Filter the entries that follow, copying every line in which the word "Doctorado" appears.

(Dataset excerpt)
»»

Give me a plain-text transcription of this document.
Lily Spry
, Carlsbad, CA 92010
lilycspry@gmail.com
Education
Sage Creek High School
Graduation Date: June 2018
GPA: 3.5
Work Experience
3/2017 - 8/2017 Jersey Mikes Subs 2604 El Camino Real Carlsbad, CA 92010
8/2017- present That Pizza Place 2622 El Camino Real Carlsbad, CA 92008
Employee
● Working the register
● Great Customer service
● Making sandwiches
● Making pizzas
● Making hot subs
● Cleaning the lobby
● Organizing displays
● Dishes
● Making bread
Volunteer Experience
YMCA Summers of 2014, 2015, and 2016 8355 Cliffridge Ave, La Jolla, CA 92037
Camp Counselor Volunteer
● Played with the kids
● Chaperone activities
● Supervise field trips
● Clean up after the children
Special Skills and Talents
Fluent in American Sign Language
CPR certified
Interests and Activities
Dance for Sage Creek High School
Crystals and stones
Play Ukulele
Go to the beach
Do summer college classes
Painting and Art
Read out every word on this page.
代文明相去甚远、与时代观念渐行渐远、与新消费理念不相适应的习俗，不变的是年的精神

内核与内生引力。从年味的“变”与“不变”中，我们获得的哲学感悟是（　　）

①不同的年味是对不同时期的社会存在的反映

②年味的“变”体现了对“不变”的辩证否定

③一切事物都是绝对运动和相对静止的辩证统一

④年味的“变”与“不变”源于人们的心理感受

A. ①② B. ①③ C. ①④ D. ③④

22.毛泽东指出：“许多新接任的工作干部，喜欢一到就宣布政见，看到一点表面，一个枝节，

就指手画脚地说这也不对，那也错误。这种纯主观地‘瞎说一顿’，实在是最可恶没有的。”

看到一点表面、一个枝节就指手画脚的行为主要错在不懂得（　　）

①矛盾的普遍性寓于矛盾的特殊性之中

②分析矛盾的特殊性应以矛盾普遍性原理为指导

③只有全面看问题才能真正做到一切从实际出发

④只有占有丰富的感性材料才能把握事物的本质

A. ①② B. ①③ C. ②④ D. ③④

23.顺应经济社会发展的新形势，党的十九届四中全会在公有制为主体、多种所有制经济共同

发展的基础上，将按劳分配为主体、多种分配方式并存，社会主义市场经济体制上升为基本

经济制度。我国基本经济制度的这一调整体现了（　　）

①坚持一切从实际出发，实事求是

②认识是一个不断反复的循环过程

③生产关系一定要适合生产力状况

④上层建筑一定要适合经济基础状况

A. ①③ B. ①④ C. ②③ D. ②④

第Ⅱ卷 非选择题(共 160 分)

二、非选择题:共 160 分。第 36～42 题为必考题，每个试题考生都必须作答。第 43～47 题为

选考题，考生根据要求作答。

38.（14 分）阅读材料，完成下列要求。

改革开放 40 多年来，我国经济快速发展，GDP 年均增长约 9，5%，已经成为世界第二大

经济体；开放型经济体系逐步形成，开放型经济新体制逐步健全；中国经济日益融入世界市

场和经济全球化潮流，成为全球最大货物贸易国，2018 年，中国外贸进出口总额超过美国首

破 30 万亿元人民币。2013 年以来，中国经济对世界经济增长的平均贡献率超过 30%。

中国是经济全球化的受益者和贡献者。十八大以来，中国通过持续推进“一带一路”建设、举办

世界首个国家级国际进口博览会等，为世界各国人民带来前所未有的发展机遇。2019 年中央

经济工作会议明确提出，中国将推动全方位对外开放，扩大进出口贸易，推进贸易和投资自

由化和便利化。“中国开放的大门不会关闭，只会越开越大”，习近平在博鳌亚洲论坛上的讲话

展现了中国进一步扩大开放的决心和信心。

««
»»

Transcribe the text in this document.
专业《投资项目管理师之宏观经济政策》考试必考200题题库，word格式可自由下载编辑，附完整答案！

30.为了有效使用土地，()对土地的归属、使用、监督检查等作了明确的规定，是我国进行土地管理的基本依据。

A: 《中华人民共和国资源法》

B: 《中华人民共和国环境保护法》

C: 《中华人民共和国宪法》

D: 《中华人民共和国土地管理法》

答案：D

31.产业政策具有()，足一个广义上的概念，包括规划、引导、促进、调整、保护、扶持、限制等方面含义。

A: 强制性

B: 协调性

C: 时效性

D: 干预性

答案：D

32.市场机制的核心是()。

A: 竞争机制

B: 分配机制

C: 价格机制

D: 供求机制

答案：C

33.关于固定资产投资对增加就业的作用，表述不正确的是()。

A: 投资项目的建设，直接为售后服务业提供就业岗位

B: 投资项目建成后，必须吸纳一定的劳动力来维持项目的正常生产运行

««
»»

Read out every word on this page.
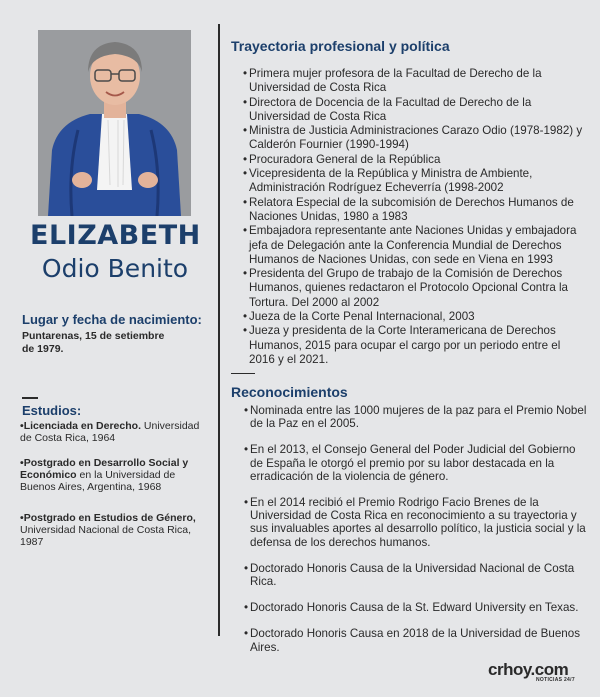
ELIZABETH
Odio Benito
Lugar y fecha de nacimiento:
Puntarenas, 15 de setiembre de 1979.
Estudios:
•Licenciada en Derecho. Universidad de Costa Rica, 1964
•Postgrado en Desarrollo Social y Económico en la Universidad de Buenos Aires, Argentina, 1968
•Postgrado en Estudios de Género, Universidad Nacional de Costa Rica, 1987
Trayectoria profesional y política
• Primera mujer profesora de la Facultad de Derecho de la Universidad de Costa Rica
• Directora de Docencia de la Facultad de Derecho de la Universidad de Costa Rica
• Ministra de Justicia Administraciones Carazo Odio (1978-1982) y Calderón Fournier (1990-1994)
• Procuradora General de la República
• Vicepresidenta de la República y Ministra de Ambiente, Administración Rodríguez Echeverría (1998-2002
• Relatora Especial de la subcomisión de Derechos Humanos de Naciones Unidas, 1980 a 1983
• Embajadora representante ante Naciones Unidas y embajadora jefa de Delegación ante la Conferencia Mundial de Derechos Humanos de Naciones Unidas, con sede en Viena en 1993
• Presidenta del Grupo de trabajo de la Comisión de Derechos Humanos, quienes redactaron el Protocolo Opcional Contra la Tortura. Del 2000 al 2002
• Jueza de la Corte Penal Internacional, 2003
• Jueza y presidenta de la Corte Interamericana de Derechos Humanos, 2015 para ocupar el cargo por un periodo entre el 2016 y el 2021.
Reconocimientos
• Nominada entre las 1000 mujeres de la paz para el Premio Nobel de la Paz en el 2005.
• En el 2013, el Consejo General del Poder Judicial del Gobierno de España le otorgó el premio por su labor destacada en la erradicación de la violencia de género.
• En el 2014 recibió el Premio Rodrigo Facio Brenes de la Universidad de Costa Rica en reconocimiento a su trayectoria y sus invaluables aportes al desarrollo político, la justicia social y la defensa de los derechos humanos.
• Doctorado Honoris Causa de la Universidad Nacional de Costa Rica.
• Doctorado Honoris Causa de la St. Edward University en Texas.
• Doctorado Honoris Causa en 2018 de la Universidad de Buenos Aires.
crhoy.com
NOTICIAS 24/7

««

• _Result below_
• Doctorado Honoris Causa de la Universidad Nacional de Costa Rica.
• Doctorado Honoris Causa de la St. Edward University en Texas.
• Doctorado Honoris Causa en 2018 de la Universidad de Buenos Aires.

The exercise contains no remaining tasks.